===== THE RECORDS =====
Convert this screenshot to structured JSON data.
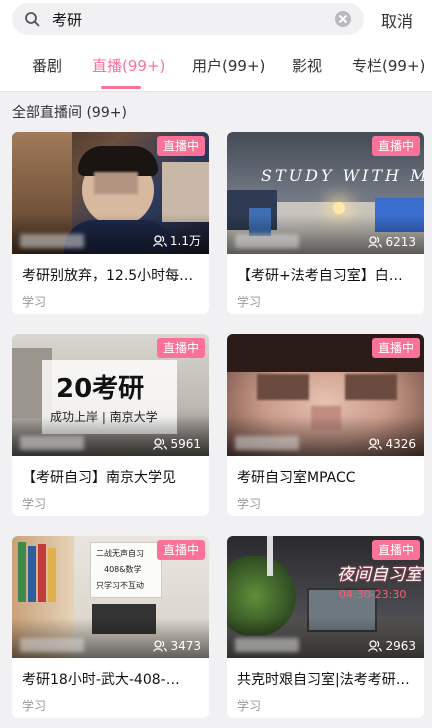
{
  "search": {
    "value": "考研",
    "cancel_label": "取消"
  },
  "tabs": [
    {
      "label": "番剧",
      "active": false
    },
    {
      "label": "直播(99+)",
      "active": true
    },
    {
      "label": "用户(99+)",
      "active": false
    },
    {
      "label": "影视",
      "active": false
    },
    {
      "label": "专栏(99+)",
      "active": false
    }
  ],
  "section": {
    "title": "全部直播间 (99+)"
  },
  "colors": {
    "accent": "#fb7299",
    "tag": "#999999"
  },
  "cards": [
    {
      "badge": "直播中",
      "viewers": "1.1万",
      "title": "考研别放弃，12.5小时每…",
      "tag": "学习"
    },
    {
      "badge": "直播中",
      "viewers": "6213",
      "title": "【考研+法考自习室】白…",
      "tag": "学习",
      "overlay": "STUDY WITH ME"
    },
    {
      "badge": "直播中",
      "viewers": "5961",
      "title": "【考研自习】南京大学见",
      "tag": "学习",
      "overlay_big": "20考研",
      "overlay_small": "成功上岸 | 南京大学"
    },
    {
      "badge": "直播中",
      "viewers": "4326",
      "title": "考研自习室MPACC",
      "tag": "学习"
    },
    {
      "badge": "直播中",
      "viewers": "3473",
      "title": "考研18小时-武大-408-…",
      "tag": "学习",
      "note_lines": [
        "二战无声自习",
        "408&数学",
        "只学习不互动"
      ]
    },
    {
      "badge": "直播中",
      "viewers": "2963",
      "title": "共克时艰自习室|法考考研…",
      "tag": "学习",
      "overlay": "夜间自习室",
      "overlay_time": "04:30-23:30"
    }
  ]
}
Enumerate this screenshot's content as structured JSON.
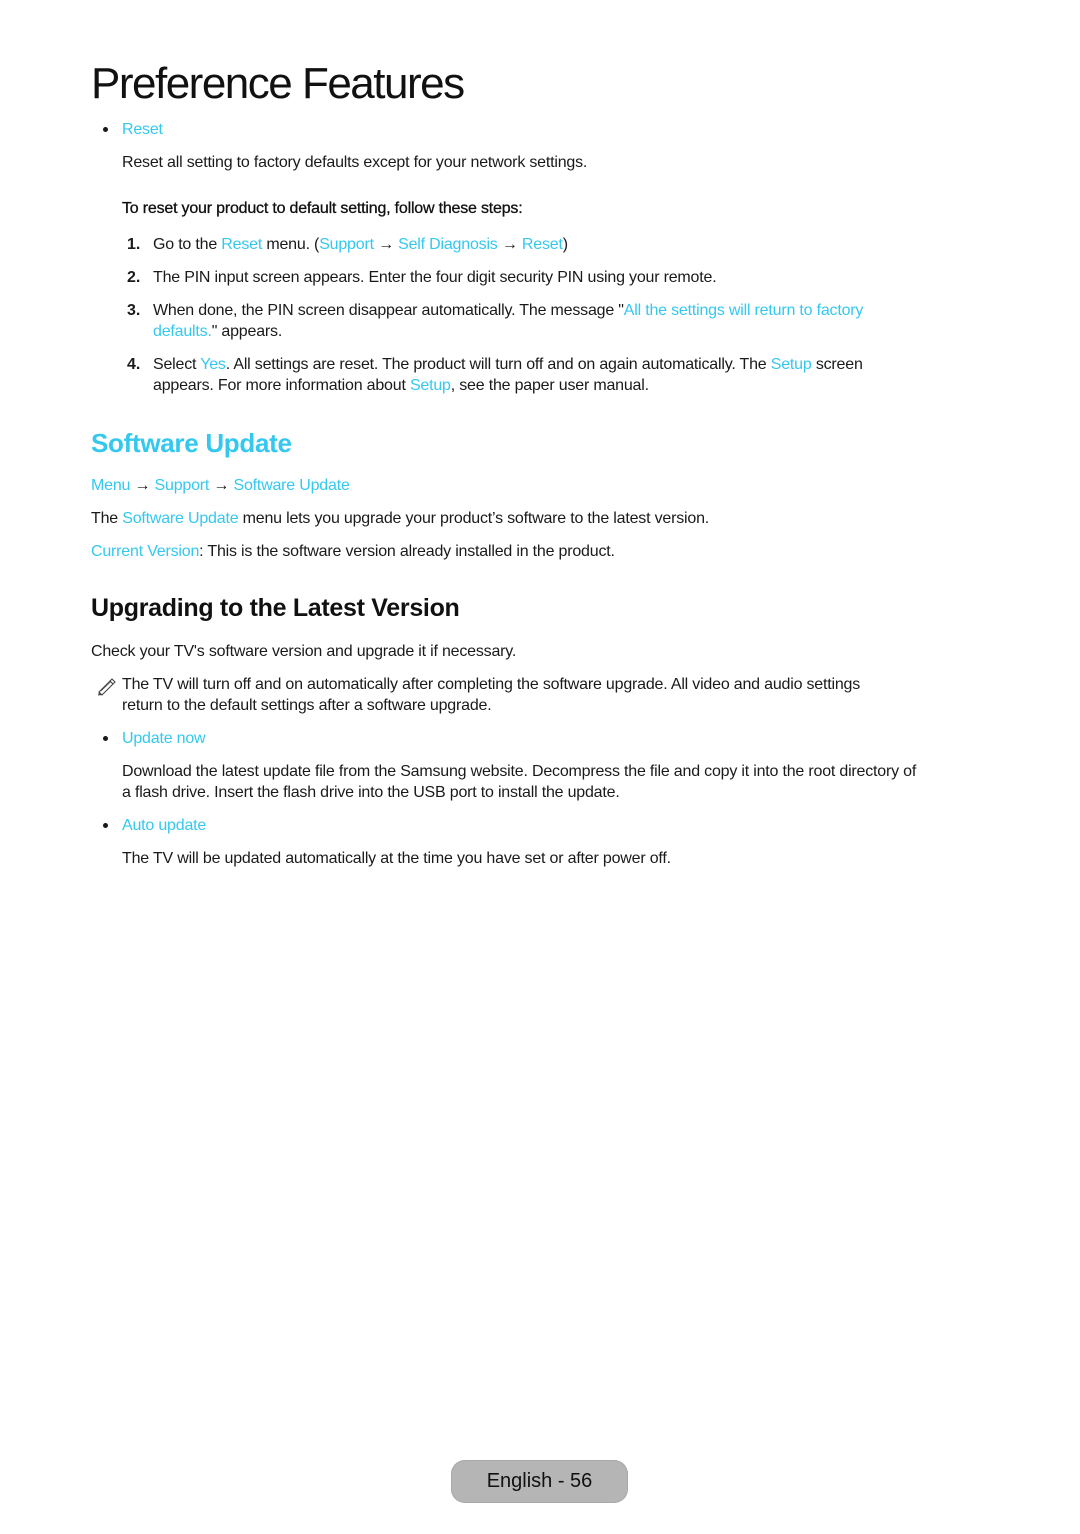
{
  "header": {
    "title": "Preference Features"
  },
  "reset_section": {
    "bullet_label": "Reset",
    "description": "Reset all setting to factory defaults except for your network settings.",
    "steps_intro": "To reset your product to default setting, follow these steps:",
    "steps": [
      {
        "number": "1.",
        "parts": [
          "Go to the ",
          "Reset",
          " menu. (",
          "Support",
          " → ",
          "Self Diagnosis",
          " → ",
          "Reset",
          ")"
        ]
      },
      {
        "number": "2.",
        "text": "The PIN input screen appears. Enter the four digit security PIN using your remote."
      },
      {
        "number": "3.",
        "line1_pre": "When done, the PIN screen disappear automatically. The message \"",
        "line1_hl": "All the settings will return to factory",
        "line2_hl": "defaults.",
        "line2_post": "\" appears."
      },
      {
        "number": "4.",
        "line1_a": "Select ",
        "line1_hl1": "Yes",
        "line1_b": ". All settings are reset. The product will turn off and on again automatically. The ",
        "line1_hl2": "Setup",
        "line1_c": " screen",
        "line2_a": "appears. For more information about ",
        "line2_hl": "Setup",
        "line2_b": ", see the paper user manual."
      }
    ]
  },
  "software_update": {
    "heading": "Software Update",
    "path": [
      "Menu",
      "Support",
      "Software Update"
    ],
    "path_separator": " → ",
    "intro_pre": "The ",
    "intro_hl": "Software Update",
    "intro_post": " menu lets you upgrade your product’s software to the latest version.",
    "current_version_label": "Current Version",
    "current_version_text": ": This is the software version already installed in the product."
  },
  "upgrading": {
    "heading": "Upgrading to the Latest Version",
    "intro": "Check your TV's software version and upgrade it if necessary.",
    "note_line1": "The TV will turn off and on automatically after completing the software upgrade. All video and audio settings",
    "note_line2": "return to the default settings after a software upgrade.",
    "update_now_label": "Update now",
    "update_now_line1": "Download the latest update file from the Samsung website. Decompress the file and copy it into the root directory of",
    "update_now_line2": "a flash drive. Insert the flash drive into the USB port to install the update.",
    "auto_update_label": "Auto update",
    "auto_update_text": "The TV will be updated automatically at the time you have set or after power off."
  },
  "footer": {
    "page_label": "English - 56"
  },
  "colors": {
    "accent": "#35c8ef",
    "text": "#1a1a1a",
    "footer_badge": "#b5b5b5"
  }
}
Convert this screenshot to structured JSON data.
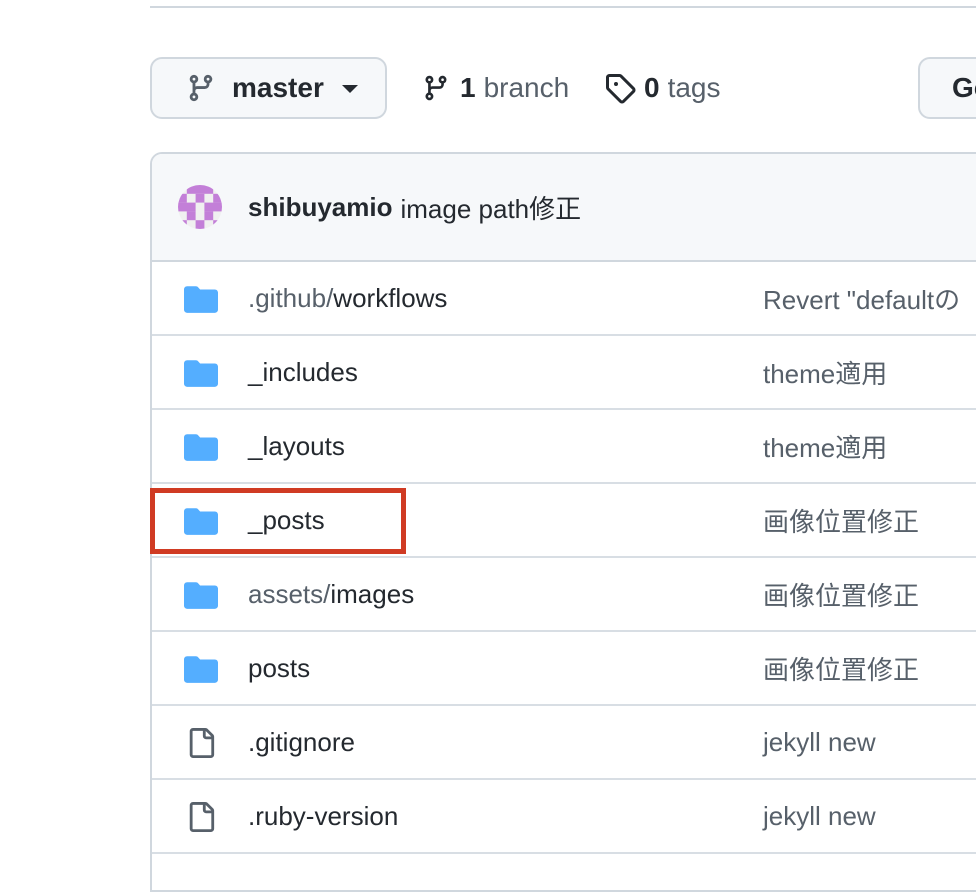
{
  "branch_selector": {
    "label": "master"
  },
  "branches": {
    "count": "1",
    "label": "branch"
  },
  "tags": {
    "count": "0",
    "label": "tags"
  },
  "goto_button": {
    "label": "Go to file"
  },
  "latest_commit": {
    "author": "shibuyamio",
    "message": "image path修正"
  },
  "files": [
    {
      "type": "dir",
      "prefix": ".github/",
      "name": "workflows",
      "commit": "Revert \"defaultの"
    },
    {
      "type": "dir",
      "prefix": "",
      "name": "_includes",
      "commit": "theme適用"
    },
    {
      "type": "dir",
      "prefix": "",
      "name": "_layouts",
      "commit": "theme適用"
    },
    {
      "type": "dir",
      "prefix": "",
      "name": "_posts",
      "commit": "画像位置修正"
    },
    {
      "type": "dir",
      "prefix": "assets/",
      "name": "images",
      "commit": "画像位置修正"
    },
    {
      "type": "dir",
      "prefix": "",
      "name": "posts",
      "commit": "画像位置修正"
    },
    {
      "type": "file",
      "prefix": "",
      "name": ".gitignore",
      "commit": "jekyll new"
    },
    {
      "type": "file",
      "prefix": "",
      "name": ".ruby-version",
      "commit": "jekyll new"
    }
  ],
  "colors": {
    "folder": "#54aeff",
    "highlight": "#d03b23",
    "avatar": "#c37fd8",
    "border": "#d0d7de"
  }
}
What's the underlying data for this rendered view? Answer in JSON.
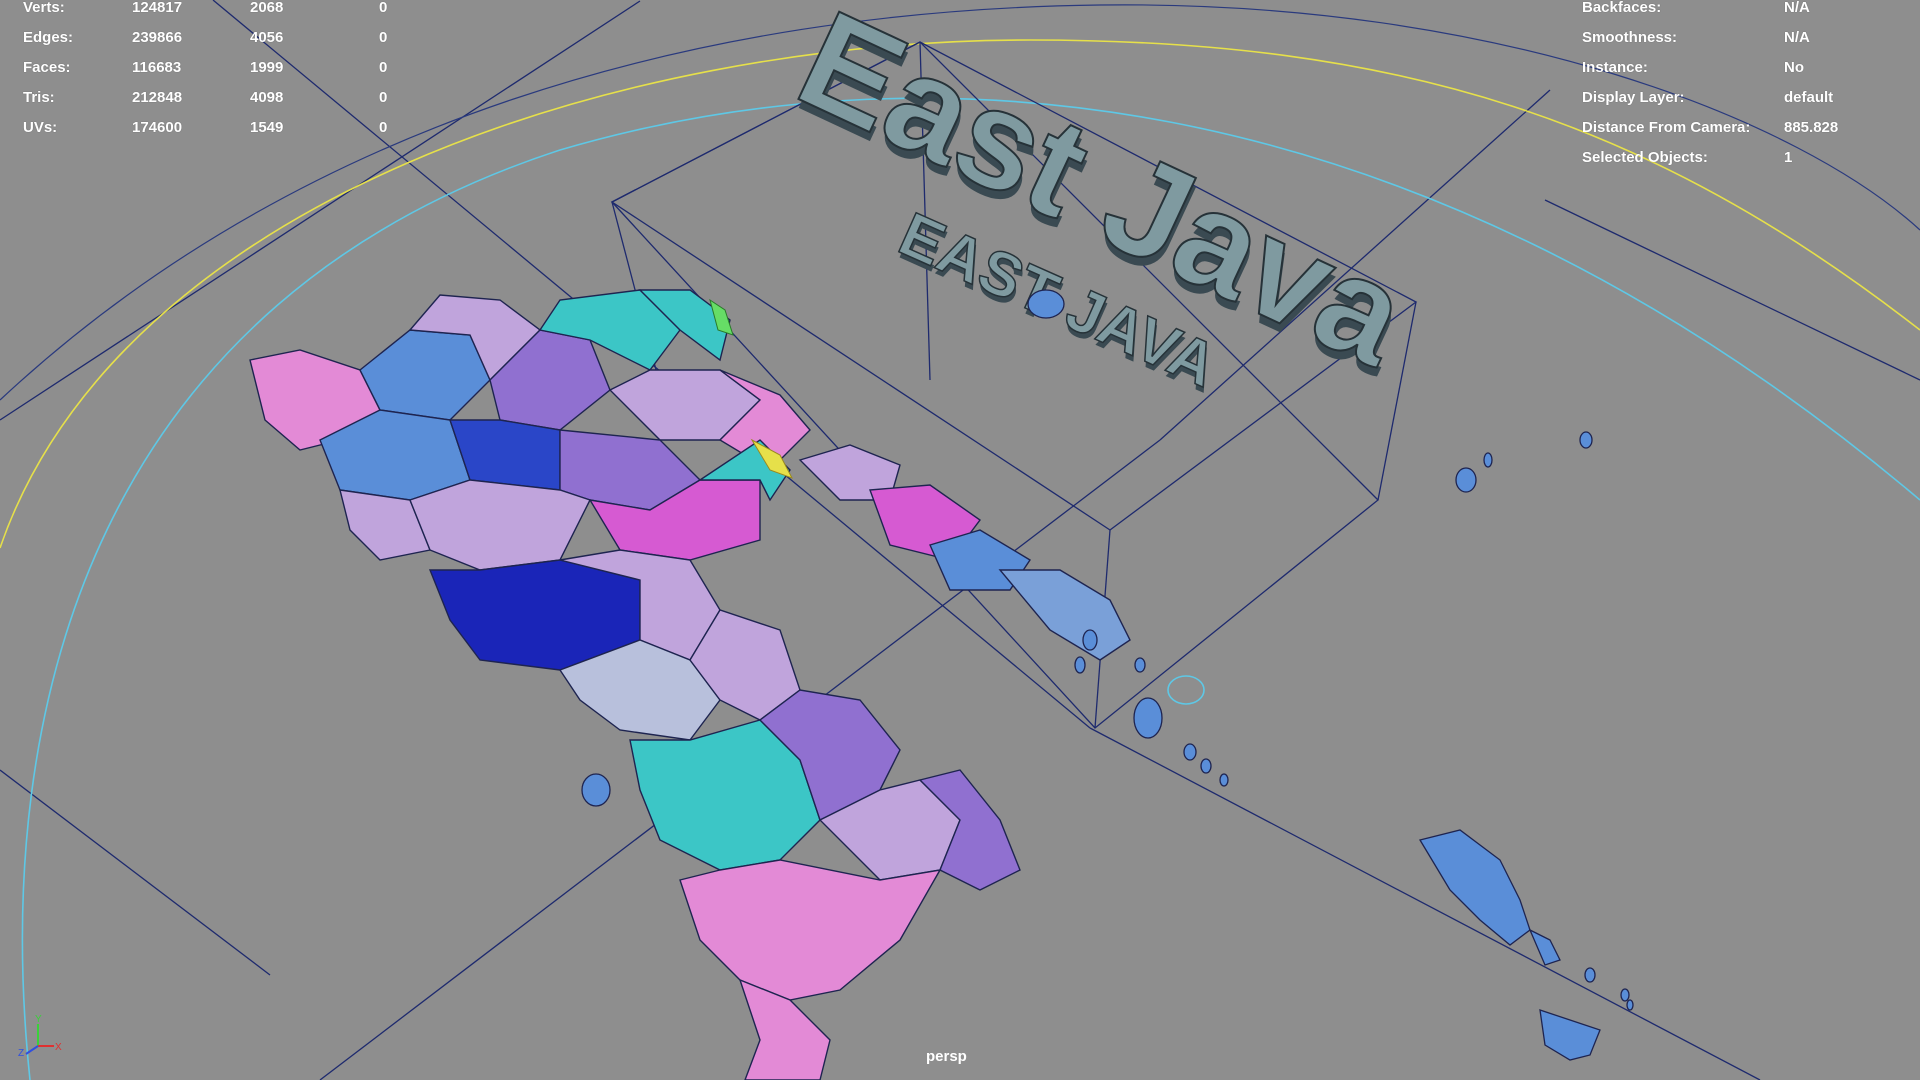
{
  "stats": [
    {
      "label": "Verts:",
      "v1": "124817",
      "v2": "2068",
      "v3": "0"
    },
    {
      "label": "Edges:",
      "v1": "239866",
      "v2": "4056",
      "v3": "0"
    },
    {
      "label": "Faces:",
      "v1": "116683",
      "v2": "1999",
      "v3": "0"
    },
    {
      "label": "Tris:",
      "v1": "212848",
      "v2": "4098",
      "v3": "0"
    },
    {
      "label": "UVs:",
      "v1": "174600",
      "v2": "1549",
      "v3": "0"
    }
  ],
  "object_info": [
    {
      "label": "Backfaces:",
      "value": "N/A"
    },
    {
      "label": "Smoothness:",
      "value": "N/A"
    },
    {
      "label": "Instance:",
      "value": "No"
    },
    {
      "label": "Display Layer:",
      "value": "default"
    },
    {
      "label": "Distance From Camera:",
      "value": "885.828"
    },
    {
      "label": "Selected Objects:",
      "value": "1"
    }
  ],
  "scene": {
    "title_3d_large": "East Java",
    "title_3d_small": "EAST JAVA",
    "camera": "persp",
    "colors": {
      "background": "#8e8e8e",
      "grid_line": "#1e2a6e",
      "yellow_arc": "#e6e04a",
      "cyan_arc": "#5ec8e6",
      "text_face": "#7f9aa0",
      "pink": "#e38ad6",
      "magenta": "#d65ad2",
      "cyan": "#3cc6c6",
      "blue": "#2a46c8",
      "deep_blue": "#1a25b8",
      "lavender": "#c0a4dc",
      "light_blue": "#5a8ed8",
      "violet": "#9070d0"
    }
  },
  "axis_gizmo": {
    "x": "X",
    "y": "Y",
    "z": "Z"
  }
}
=====
WHAT NEEDS TO BE DONE> Output the records above exactly as they are, leaving out the pictures.

ANSWER TO THE PROBLEM>
Convert this screenshot to structured JSON data.
{
  "search": {
    "value": "考研",
    "cancel_label": "取消"
  },
  "tabs": [
    {
      "label": "番剧",
      "active": false
    },
    {
      "label": "直播(99+)",
      "active": true
    },
    {
      "label": "用户(99+)",
      "active": false
    },
    {
      "label": "影视",
      "active": false
    },
    {
      "label": "专栏(99+)",
      "active": false
    }
  ],
  "section": {
    "title": "全部直播间 (99+)"
  },
  "colors": {
    "accent": "#fb7299",
    "tag": "#999999"
  },
  "cards": [
    {
      "badge": "直播中",
      "viewers": "1.1万",
      "title": "考研别放弃，12.5小时每…",
      "tag": "学习"
    },
    {
      "badge": "直播中",
      "viewers": "6213",
      "title": "【考研+法考自习室】白…",
      "tag": "学习",
      "overlay": "STUDY WITH ME"
    },
    {
      "badge": "直播中",
      "viewers": "5961",
      "title": "【考研自习】南京大学见",
      "tag": "学习",
      "overlay_big": "20考研",
      "overlay_small": "成功上岸 | 南京大学"
    },
    {
      "badge": "直播中",
      "viewers": "4326",
      "title": "考研自习室MPACC",
      "tag": "学习"
    },
    {
      "badge": "直播中",
      "viewers": "3473",
      "title": "考研18小时-武大-408-…",
      "tag": "学习",
      "note_lines": [
        "二战无声自习",
        "408&数学",
        "只学习不互动"
      ]
    },
    {
      "badge": "直播中",
      "viewers": "2963",
      "title": "共克时艰自习室|法考考研…",
      "tag": "学习",
      "overlay": "夜间自习室",
      "overlay_time": "04:30-23:30"
    }
  ]
}
Enumerate this screenshot's content as structured JSON.
{
  "header": {
    "title": "Preference Features"
  },
  "reset_section": {
    "bullet_label": "Reset",
    "description": "Reset all setting to factory defaults except for your network settings.",
    "steps_intro": "To reset your product to default setting, follow these steps:",
    "steps": [
      {
        "number": "1.",
        "parts": [
          "Go to the ",
          "Reset",
          " menu. (",
          "Support",
          " → ",
          "Self Diagnosis",
          " → ",
          "Reset",
          ")"
        ]
      },
      {
        "number": "2.",
        "text": "The PIN input screen appears. Enter the four digit security PIN using your remote."
      },
      {
        "number": "3.",
        "line1_pre": "When done, the PIN screen disappear automatically. The message \"",
        "line1_hl": "All the settings will return to factory",
        "line2_hl": "defaults.",
        "line2_post": "\" appears."
      },
      {
        "number": "4.",
        "line1_a": "Select ",
        "line1_hl1": "Yes",
        "line1_b": ". All settings are reset. The product will turn off and on again automatically. The ",
        "line1_hl2": "Setup",
        "line1_c": " screen",
        "line2_a": "appears. For more information about ",
        "line2_hl": "Setup",
        "line2_b": ", see the paper user manual."
      }
    ]
  },
  "software_update": {
    "heading": "Software Update",
    "path": [
      "Menu",
      "Support",
      "Software Update"
    ],
    "path_separator": " → ",
    "intro_pre": "The ",
    "intro_hl": "Software Update",
    "intro_post": " menu lets you upgrade your product’s software to the latest version.",
    "current_version_label": "Current Version",
    "current_version_text": ": This is the software version already installed in the product."
  },
  "upgrading": {
    "heading": "Upgrading to the Latest Version",
    "intro": "Check your TV's software version and upgrade it if necessary.",
    "note_line1": "The TV will turn off and on automatically after completing the software upgrade. All video and audio settings",
    "note_line2": "return to the default settings after a software upgrade.",
    "update_now_label": "Update now",
    "update_now_line1": "Download the latest update file from the Samsung website. Decompress the file and copy it into the root directory of",
    "update_now_line2": "a flash drive. Insert the flash drive into the USB port to install the update.",
    "auto_update_label": "Auto update",
    "auto_update_text": "The TV will be updated automatically at the time you have set or after power off."
  },
  "footer": {
    "page_label": "English - 56"
  },
  "colors": {
    "accent": "#35c8ef",
    "text": "#1a1a1a",
    "footer_badge": "#b5b5b5"
  }
}
Convert this screenshot to structured JSON data.
{
  "branch_selector": {
    "label": "master"
  },
  "branches": {
    "count": "1",
    "label": "branch"
  },
  "tags": {
    "count": "0",
    "label": "tags"
  },
  "goto_button": {
    "label": "Go to file"
  },
  "latest_commit": {
    "author": "shibuyamio",
    "message": "image path修正"
  },
  "files": [
    {
      "type": "dir",
      "prefix": ".github/",
      "name": "workflows",
      "commit": "Revert \"defaultの"
    },
    {
      "type": "dir",
      "prefix": "",
      "name": "_includes",
      "commit": "theme適用"
    },
    {
      "type": "dir",
      "prefix": "",
      "name": "_layouts",
      "commit": "theme適用"
    },
    {
      "type": "dir",
      "prefix": "",
      "name": "_posts",
      "commit": "画像位置修正"
    },
    {
      "type": "dir",
      "prefix": "assets/",
      "name": "images",
      "commit": "画像位置修正"
    },
    {
      "type": "dir",
      "prefix": "",
      "name": "posts",
      "commit": "画像位置修正"
    },
    {
      "type": "file",
      "prefix": "",
      "name": ".gitignore",
      "commit": "jekyll new"
    },
    {
      "type": "file",
      "prefix": "",
      "name": ".ruby-version",
      "commit": "jekyll new"
    }
  ],
  "colors": {
    "folder": "#54aeff",
    "highlight": "#d03b23",
    "avatar": "#c37fd8",
    "border": "#d0d7de"
  }
}
What's the underlying data for this rendered view? Answer in JSON.
{
  "stats": [
    {
      "label": "Verts:",
      "v1": "124817",
      "v2": "2068",
      "v3": "0"
    },
    {
      "label": "Edges:",
      "v1": "239866",
      "v2": "4056",
      "v3": "0"
    },
    {
      "label": "Faces:",
      "v1": "116683",
      "v2": "1999",
      "v3": "0"
    },
    {
      "label": "Tris:",
      "v1": "212848",
      "v2": "4098",
      "v3": "0"
    },
    {
      "label": "UVs:",
      "v1": "174600",
      "v2": "1549",
      "v3": "0"
    }
  ],
  "object_info": [
    {
      "label": "Backfaces:",
      "value": "N/A"
    },
    {
      "label": "Smoothness:",
      "value": "N/A"
    },
    {
      "label": "Instance:",
      "value": "No"
    },
    {
      "label": "Display Layer:",
      "value": "default"
    },
    {
      "label": "Distance From Camera:",
      "value": "885.828"
    },
    {
      "label": "Selected Objects:",
      "value": "1"
    }
  ],
  "scene": {
    "title_3d_large": "East Java",
    "title_3d_small": "EAST JAVA",
    "camera": "persp",
    "colors": {
      "background": "#8e8e8e",
      "grid_line": "#1e2a6e",
      "yellow_arc": "#e6e04a",
      "cyan_arc": "#5ec8e6",
      "text_face": "#7f9aa0",
      "pink": "#e38ad6",
      "magenta": "#d65ad2",
      "cyan": "#3cc6c6",
      "blue": "#2a46c8",
      "deep_blue": "#1a25b8",
      "lavender": "#c0a4dc",
      "light_blue": "#5a8ed8",
      "violet": "#9070d0"
    }
  },
  "axis_gizmo": {
    "x": "X",
    "y": "Y",
    "z": "Z"
  }
}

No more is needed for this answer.